**What to work on:**
Identify the lines that contain the string "JSON", then copy each of them.

**Dataset excerpts:**
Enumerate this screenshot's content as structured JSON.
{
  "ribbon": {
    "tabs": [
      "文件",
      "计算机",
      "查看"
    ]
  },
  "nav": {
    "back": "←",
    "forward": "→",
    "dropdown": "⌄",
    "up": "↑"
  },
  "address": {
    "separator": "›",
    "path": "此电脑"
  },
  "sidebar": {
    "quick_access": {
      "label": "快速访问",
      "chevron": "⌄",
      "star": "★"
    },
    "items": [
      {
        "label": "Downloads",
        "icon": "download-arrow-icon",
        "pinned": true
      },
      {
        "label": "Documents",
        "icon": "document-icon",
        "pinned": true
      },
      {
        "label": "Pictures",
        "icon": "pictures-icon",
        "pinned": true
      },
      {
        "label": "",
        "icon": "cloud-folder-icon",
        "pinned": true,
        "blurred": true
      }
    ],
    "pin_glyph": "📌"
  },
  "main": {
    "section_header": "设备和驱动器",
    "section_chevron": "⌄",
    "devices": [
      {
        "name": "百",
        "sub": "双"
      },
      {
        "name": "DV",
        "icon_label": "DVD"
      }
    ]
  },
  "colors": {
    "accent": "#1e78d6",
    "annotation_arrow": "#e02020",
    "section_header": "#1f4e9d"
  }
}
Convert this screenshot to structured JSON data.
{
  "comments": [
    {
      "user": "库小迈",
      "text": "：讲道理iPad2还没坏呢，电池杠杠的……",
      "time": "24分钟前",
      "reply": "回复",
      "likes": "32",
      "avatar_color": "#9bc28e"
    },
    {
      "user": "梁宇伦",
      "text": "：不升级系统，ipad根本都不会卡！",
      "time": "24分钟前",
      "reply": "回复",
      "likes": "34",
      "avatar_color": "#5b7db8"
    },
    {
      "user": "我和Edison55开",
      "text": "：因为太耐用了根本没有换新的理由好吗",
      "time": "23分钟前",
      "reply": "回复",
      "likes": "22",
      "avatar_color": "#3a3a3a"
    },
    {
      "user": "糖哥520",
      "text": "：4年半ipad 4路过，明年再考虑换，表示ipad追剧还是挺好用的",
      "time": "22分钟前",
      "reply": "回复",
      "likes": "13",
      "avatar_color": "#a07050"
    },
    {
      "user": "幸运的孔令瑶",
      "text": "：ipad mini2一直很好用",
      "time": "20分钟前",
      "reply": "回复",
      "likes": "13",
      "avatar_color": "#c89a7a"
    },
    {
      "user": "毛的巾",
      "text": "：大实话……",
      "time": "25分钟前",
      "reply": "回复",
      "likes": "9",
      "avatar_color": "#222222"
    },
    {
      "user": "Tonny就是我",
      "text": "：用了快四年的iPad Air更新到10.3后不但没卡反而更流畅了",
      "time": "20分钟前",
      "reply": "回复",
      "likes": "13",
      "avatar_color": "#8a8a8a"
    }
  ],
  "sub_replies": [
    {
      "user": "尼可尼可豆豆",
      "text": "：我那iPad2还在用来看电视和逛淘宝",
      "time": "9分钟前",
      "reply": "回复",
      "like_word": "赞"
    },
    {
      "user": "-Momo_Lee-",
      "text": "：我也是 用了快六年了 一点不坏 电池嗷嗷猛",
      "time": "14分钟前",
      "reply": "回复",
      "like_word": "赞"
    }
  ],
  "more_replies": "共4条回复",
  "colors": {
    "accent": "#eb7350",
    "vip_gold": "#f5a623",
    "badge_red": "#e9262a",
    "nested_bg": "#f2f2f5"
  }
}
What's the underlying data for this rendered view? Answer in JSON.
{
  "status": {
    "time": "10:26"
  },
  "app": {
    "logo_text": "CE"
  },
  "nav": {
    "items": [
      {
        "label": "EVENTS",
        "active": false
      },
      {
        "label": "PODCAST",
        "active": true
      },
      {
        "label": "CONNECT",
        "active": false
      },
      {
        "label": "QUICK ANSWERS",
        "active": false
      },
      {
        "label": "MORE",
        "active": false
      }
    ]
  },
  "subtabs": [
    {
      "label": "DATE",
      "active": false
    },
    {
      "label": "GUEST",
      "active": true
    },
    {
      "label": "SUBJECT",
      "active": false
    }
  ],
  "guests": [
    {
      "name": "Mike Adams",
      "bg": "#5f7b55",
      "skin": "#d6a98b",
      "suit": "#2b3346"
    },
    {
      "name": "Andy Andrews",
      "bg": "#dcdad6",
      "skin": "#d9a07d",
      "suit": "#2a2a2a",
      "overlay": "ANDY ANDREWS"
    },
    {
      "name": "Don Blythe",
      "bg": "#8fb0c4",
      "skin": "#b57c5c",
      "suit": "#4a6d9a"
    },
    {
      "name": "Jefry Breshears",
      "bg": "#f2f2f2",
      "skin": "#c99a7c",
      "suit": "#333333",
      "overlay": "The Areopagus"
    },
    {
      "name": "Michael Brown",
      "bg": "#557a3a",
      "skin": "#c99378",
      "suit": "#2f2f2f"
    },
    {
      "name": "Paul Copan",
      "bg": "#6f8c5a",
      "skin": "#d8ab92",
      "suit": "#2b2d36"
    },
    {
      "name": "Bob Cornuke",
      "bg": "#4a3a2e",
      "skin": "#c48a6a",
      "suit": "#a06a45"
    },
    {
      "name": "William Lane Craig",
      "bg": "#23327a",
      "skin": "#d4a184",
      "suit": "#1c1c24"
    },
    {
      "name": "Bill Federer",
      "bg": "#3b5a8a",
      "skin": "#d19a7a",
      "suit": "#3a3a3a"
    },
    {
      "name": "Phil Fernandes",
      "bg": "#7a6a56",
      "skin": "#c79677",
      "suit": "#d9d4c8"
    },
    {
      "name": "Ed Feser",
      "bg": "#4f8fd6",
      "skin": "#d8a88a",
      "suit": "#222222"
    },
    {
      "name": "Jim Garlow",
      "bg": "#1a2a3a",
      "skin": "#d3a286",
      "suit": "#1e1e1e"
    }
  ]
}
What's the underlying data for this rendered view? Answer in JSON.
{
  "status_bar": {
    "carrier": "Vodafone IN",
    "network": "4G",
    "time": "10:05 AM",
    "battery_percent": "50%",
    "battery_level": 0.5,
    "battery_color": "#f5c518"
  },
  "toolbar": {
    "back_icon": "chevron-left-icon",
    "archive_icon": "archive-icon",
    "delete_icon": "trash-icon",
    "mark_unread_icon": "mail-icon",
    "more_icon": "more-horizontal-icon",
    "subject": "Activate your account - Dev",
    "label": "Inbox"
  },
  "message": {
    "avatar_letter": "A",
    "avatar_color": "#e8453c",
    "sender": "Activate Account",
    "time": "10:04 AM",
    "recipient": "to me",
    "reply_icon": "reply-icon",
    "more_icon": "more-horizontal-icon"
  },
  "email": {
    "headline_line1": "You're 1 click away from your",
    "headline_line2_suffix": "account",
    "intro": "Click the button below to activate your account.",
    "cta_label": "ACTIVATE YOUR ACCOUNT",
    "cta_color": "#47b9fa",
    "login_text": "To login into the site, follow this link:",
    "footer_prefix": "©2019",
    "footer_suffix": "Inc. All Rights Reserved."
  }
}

**Answer:**
Enumerate this screenshot's content as structured JSON.
Convert this screenshot to structured JSON data.
What's the underlying data for this rendered view? Answer in JSON.
What's the underlying data for this rendered view? Answer in JSON.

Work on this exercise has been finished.